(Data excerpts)
==============================
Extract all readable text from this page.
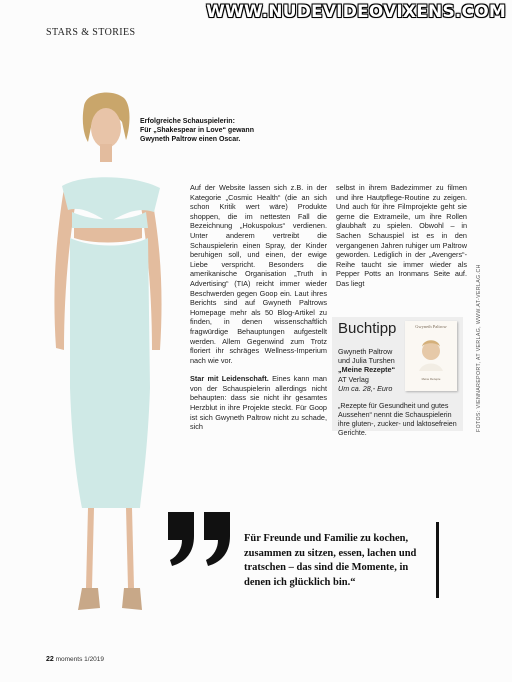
WWW.NUDEVIDEOVIXENS.COM
STARS & STORIES
Erfolgreiche Schauspielerin:
Für „Shakespear in Love“ gewann
Gwyneth Paltrow einen Oscar.

Auf der Website lassen sich z.B. in der Kategorie „Cosmic Health“ (die an sich schon Kritik wert wäre) Produkte shoppen, die im nettesten Fall die Bezeichnung „Hokuspokus“ verdienen. Unter anderem vertreibt die Schauspielerin einen Spray, der Kinder beruhigen soll, und einen, der ewige Liebe verspricht. Besonders die amerikanische Organisation „Truth in Advertising“ (TIA) reicht immer wieder Beschwerden gegen Goop ein. Laut ihres Berichts sind auf Gwyneth Paltrows Homepage mehr als 50 Blog-Artikel zu finden, in denen wissenschaftlich fragwürdige Behauptungen aufgestellt werden. Allem Gegenwind zum Trotz floriert ihr schräges Wellness-Imperium nach wie vor.

Star mit Leidenschaft. Eines kann man von der Schauspielerin allerdings nicht behaupten: dass sie nicht ihr gesamtes Herzblut in ihre Projekte steckt. Für Goop ist sich Gwyneth Paltrow nicht zu schade, sich

selbst in ihrem Badezimmer zu filmen und ihre Hautpflege-Routine zu zeigen. Und auch für ihre Filmprojekte geht sie gerne die Extrameile, um ihre Rollen glaubhaft zu spielen. Obwohl – in Sachen Schauspiel ist es in den vergangenen Jahren ruhiger um Paltrow geworden. Lediglich in der „Avengers“-Reihe taucht sie immer wieder als Pepper Potts an Ironmans Seite auf. Das liegt

Buchtipp	Gwyneth Paltrow
Meine Rezepte
Gwyneth Paltrow und Julia Turshen
„Meine Rezepte“
AT Verlag
Um ca. 28,- Euro
„Rezepte für Gesundheit und gutes Aussehen“ nennt die Schauspielerin ihre gluten-, zucker- und laktosefreien Gerichte.
FOTOS: VIENNAREPORT, AT VERLAG, WWW.AT-VERLAG.CH
Für Freunde und Familie zu kochen, zusammen zu sitzen, essen, lachen und tratschen – das sind die Momente, in denen ich glücklich bin.“
22 moments 1/2019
==============================
__EXERCISE INSTRUCTIONS__. Out of the material above, gather each line where "Rezepte" appears.

__THE REPLY__.
Meine Rezepte
„Meine Rezepte“
„Rezepte für Gesundheit und gutes Aussehen“ nennt die Schauspielerin ihre gluten-, zucker- und laktosefreien Gerichte.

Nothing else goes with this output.